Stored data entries
┌────────

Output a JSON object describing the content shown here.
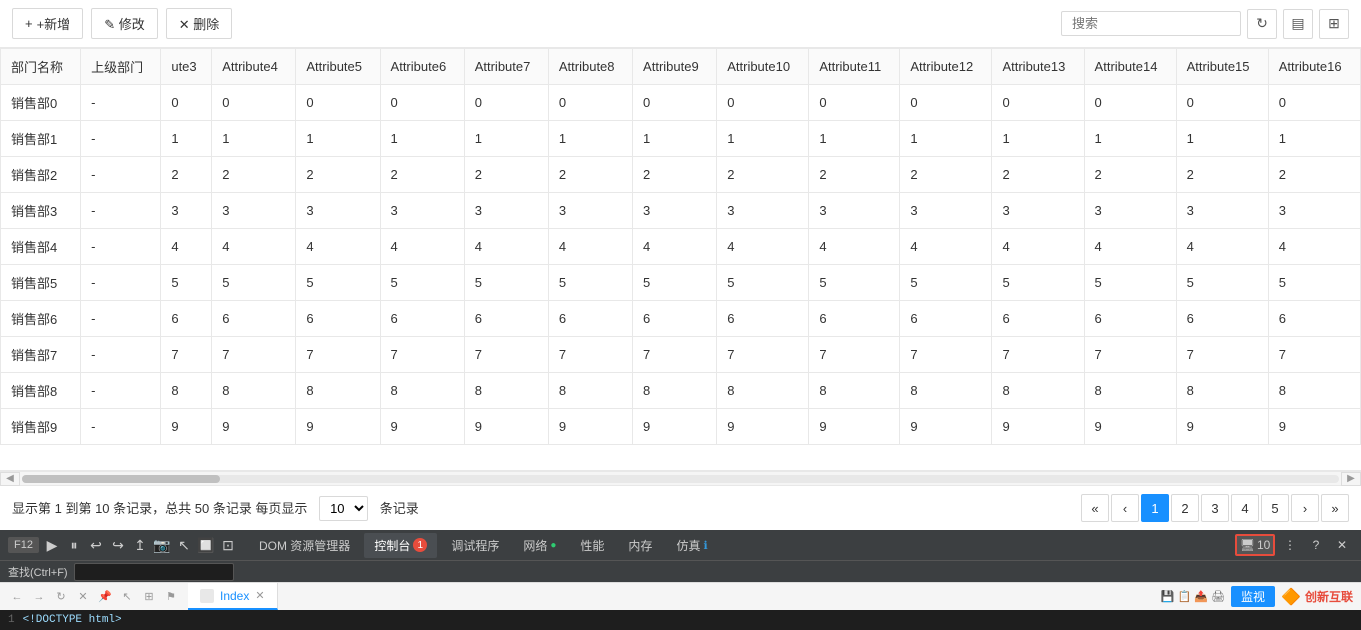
{
  "toolbar": {
    "add_label": "+新增",
    "edit_label": "✎ 修改",
    "delete_label": "✕ 删除",
    "search_placeholder": "搜索"
  },
  "table": {
    "columns": [
      "部门名称",
      "上级部门",
      "ute3",
      "Attribute4",
      "Attribute5",
      "Attribute6",
      "Attribute7",
      "Attribute8",
      "Attribute9",
      "Attribute10",
      "Attribute11",
      "Attribute12",
      "Attribute13",
      "Attribute14",
      "Attribute15",
      "Attribute16"
    ],
    "rows": [
      {
        "name": "销售部0",
        "parent": "-",
        "vals": [
          0,
          0,
          0,
          0,
          0,
          0,
          0,
          0,
          0,
          0,
          0,
          0,
          0,
          0
        ]
      },
      {
        "name": "销售部1",
        "parent": "-",
        "vals": [
          1,
          1,
          1,
          1,
          1,
          1,
          1,
          1,
          1,
          1,
          1,
          1,
          1,
          1
        ]
      },
      {
        "name": "销售部2",
        "parent": "-",
        "vals": [
          2,
          2,
          2,
          2,
          2,
          2,
          2,
          2,
          2,
          2,
          2,
          2,
          2,
          2
        ]
      },
      {
        "name": "销售部3",
        "parent": "-",
        "vals": [
          3,
          3,
          3,
          3,
          3,
          3,
          3,
          3,
          3,
          3,
          3,
          3,
          3,
          3
        ]
      },
      {
        "name": "销售部4",
        "parent": "-",
        "vals": [
          4,
          4,
          4,
          4,
          4,
          4,
          4,
          4,
          4,
          4,
          4,
          4,
          4,
          4
        ]
      },
      {
        "name": "销售部5",
        "parent": "-",
        "vals": [
          5,
          5,
          5,
          5,
          5,
          5,
          5,
          5,
          5,
          5,
          5,
          5,
          5,
          5
        ]
      },
      {
        "name": "销售部6",
        "parent": "-",
        "vals": [
          6,
          6,
          6,
          6,
          6,
          6,
          6,
          6,
          6,
          6,
          6,
          6,
          6,
          6
        ]
      },
      {
        "name": "销售部7",
        "parent": "-",
        "vals": [
          7,
          7,
          7,
          7,
          7,
          7,
          7,
          7,
          7,
          7,
          7,
          7,
          7,
          7
        ]
      },
      {
        "name": "销售部8",
        "parent": "-",
        "vals": [
          8,
          8,
          8,
          8,
          8,
          8,
          8,
          8,
          8,
          8,
          8,
          8,
          8,
          8
        ]
      },
      {
        "name": "销售部9",
        "parent": "-",
        "vals": [
          9,
          9,
          9,
          9,
          9,
          9,
          9,
          9,
          9,
          9,
          9,
          9,
          9,
          9
        ]
      }
    ]
  },
  "footer": {
    "display_text": "显示第 1 到第 10 条记录，总共 50 条记录 每页显示",
    "page_size": "10",
    "per_page_label": "条记录",
    "pages": [
      "1",
      "2",
      "3",
      "4",
      "5"
    ],
    "current_page": "1"
  },
  "devtools": {
    "f12_label": "F12",
    "tabs": [
      {
        "id": "dom",
        "label": "DOM 资源管理器"
      },
      {
        "id": "console",
        "label": "控制台",
        "badge": "1"
      },
      {
        "id": "debugger",
        "label": "调试程序"
      },
      {
        "id": "network",
        "label": "网络",
        "dot": true
      },
      {
        "id": "perf",
        "label": "性能"
      },
      {
        "id": "memory",
        "label": "内存"
      },
      {
        "id": "emulation",
        "label": "仿真",
        "info": true
      }
    ],
    "right_controls": {
      "screen_label": "10",
      "find_label": "查找(Ctrl+F)"
    }
  },
  "bottom_bar": {
    "tab_label": "Index",
    "monitor_label": "监视",
    "brand": "创新互联"
  },
  "code_line": {
    "line_num": "1",
    "code": "<!DOCTYPE html>"
  }
}
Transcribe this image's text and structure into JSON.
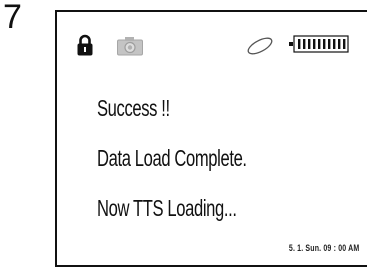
{
  "step": {
    "number": "7"
  },
  "screen": {
    "status_icons": [
      "lock-icon",
      "camera-icon",
      "link-icon",
      "battery-icon"
    ],
    "messages": [
      "Success !!",
      "Data Load Complete.",
      "Now TTS Loading..."
    ],
    "timestamp": "5. 1. Sun. 09 : 00 AM"
  },
  "colors": {
    "text": "#111111",
    "camera_icon": "#b5b5b5",
    "link_icon": "#555555"
  }
}
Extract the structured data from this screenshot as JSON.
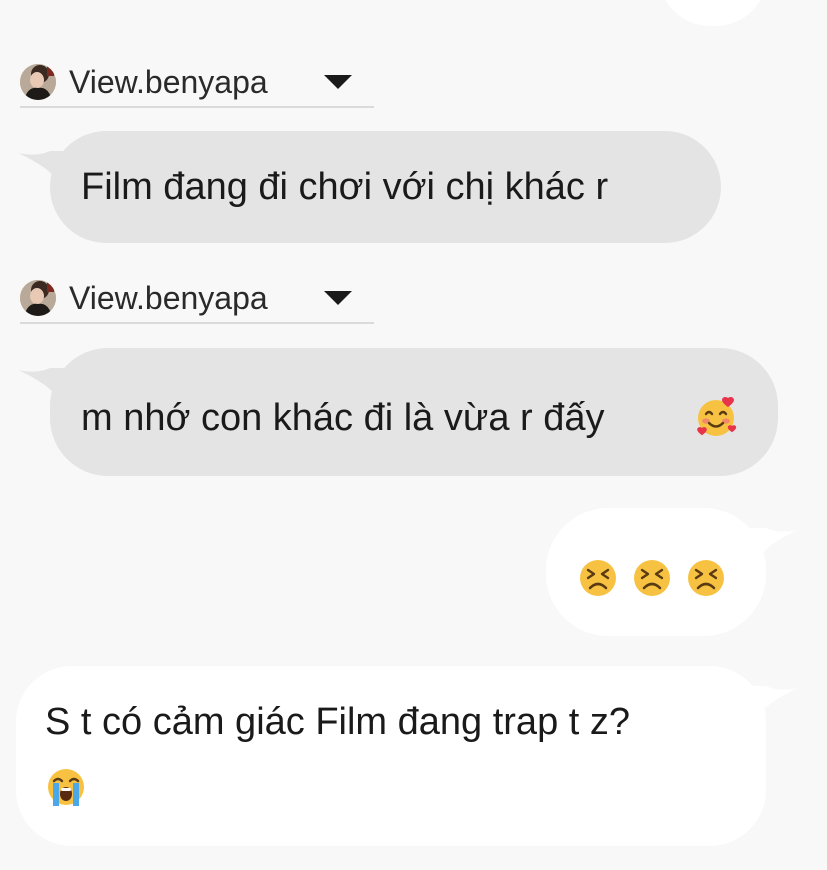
{
  "colors": {
    "background": "#f8f8f8",
    "incoming_bubble": "#e4e4e4",
    "outgoing_bubble": "#ffffff",
    "divider": "#dadada",
    "text": "#1a1a1a"
  },
  "messages": [
    {
      "sender_name": "View.benyapa",
      "text": "Film đang đi chơi với chị khác r"
    },
    {
      "sender_name": "View.benyapa",
      "text": "m nhớ con khác đi là vừa r đấy",
      "emoji": "smiling-face-with-hearts"
    }
  ],
  "outgoing_reaction": {
    "emoji": "persevering-face",
    "count": 3
  },
  "outgoing_message": {
    "text": "S t có cảm giác Film đang trap t z?",
    "emoji": "loudly-crying-face"
  }
}
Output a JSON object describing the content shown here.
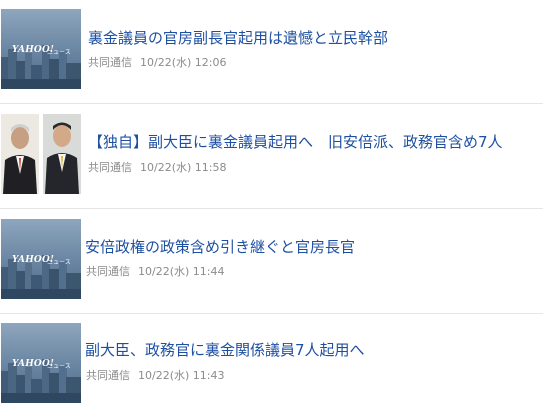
{
  "articles": [
    {
      "headline": "裏金議員の官房副長官起用は遺憾と立民幹部",
      "source": "共同通信",
      "timestamp": "10/22(水) 12:06",
      "thumbnail": "yahoo-news-logo",
      "thumbnail_logo": "YAHOO!",
      "thumbnail_logo_sub": "ニュース"
    },
    {
      "headline": "【独自】副大臣に裏金議員起用へ　旧安倍派、政務官含め7人",
      "source": "共同通信",
      "timestamp": "10/22(水) 11:58",
      "thumbnail": "politician-portraits"
    },
    {
      "headline": "安倍政権の政策含め引き継ぐと官房長官",
      "source": "共同通信",
      "timestamp": "10/22(水) 11:44",
      "thumbnail": "yahoo-news-logo",
      "thumbnail_logo": "YAHOO!",
      "thumbnail_logo_sub": "ニュース"
    },
    {
      "headline": "副大臣、政務官に裏金関係議員7人起用へ",
      "source": "共同通信",
      "timestamp": "10/22(水) 11:43",
      "thumbnail": "yahoo-news-logo",
      "thumbnail_logo": "YAHOO!",
      "thumbnail_logo_sub": "ニュース"
    }
  ],
  "colors": {
    "headline": "#1e50a2",
    "meta": "#8b8b8b",
    "divider": "#e6e6e6"
  }
}
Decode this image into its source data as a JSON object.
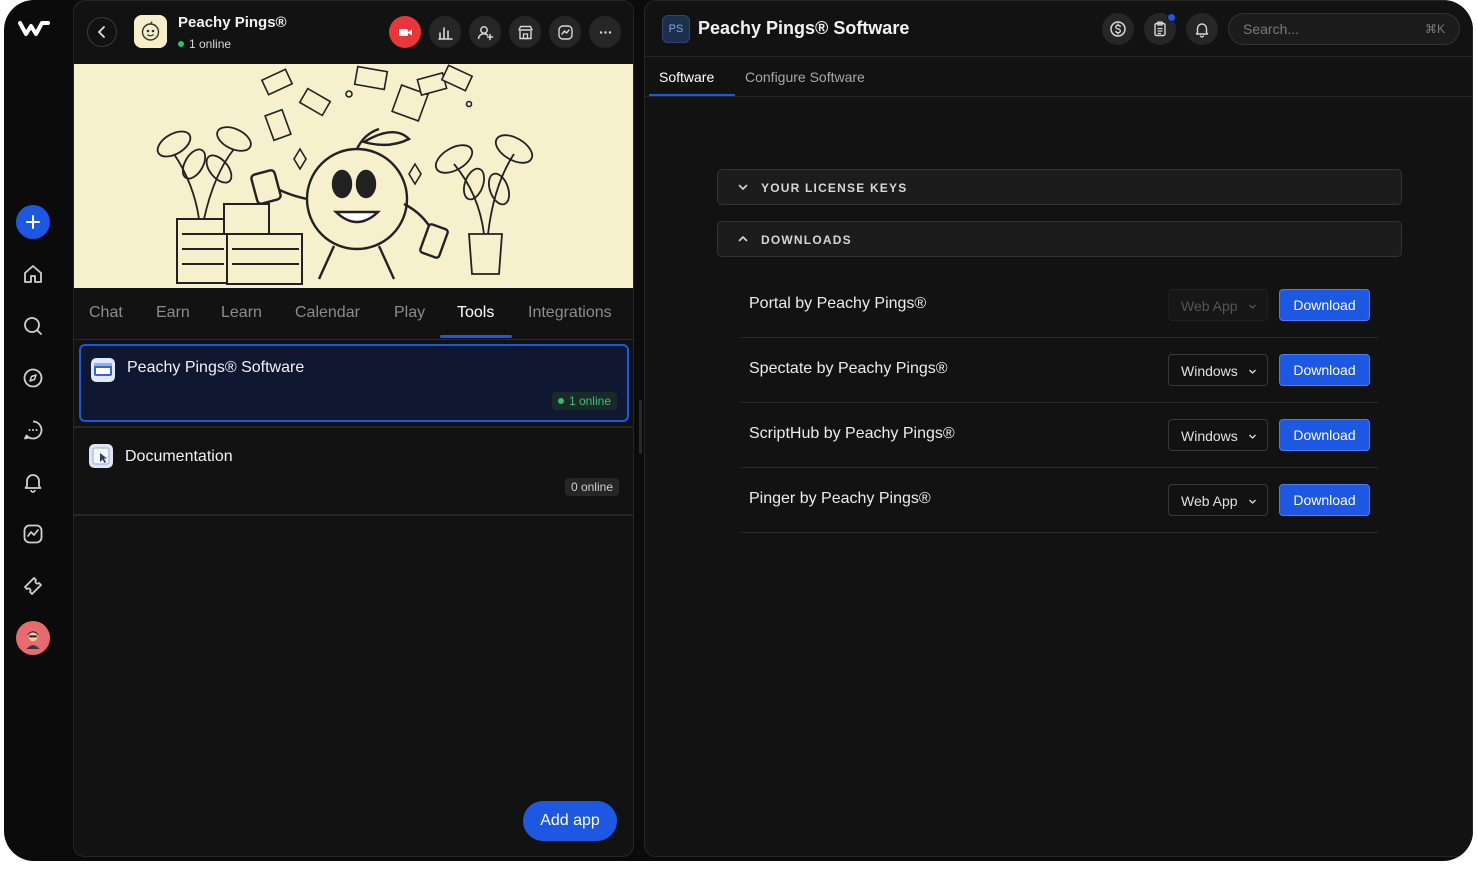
{
  "hub": {
    "name": "Peachy Pings®",
    "online": "1 online"
  },
  "left_tabs": [
    "Chat",
    "Earn",
    "Learn",
    "Calendar",
    "Play",
    "Tools",
    "Integrations"
  ],
  "active_left_tab": "Tools",
  "apps": [
    {
      "title": "Peachy Pings® Software",
      "online": "1 online",
      "selected": true
    },
    {
      "title": "Documentation",
      "online": "0 online",
      "selected": false
    }
  ],
  "add_app_label": "Add app",
  "right": {
    "ps_chip": "PS",
    "title": "Peachy Pings® Software",
    "search_placeholder": "Search...",
    "search_shortcut": "⌘K",
    "tabs": [
      "Software",
      "Configure Software"
    ],
    "active_tab": "Software",
    "sections": {
      "license_keys": "YOUR LICENSE KEYS",
      "downloads": "DOWNLOADS"
    },
    "downloads": [
      {
        "name": "Portal by Peachy Pings®",
        "platform": "Web App",
        "platform_disabled": true,
        "button": "Download"
      },
      {
        "name": "Spectate by Peachy Pings®",
        "platform": "Windows",
        "platform_disabled": false,
        "button": "Download"
      },
      {
        "name": "ScriptHub by Peachy Pings®",
        "platform": "Windows",
        "platform_disabled": false,
        "button": "Download"
      },
      {
        "name": "Pinger by Peachy Pings®",
        "platform": "Web App",
        "platform_disabled": false,
        "button": "Download"
      }
    ]
  },
  "icons": {
    "rail": [
      "logo-icon",
      "plus-icon",
      "home-icon",
      "search-icon",
      "compass-icon",
      "chat-icon",
      "bell-icon",
      "chart-icon",
      "ticket-icon",
      "avatar"
    ],
    "header_left": [
      "back-icon",
      "video-icon",
      "stats-icon",
      "add-user-icon",
      "store-icon",
      "activity-icon",
      "more-icon"
    ],
    "header_right": [
      "dollar-icon",
      "clipboard-icon",
      "bell-icon"
    ]
  },
  "colors": {
    "accent": "#1d58e3",
    "online": "#2fbf71",
    "live": "#e8373a",
    "banner": "#f6f0cc"
  }
}
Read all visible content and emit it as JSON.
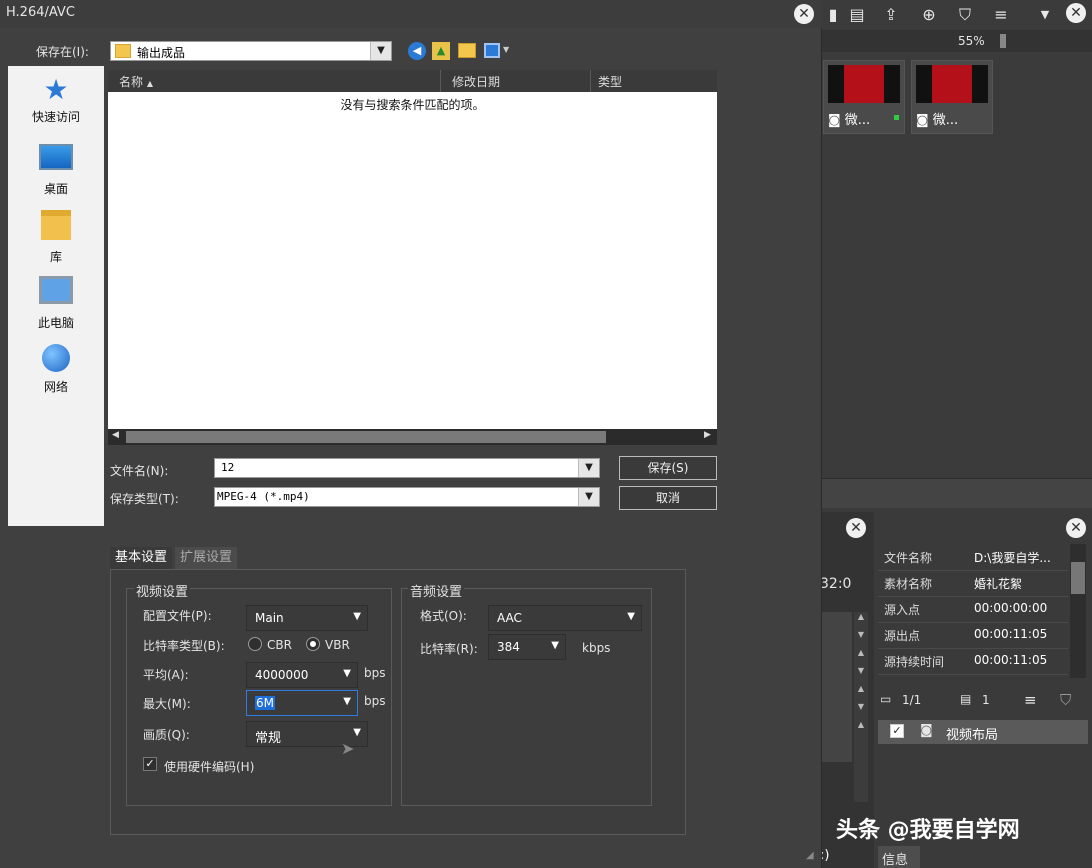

└────────

Copy out every line with the word "into".

Transcribe this image's text and structure into JSON.
Decode this image into its source data as a JSON object.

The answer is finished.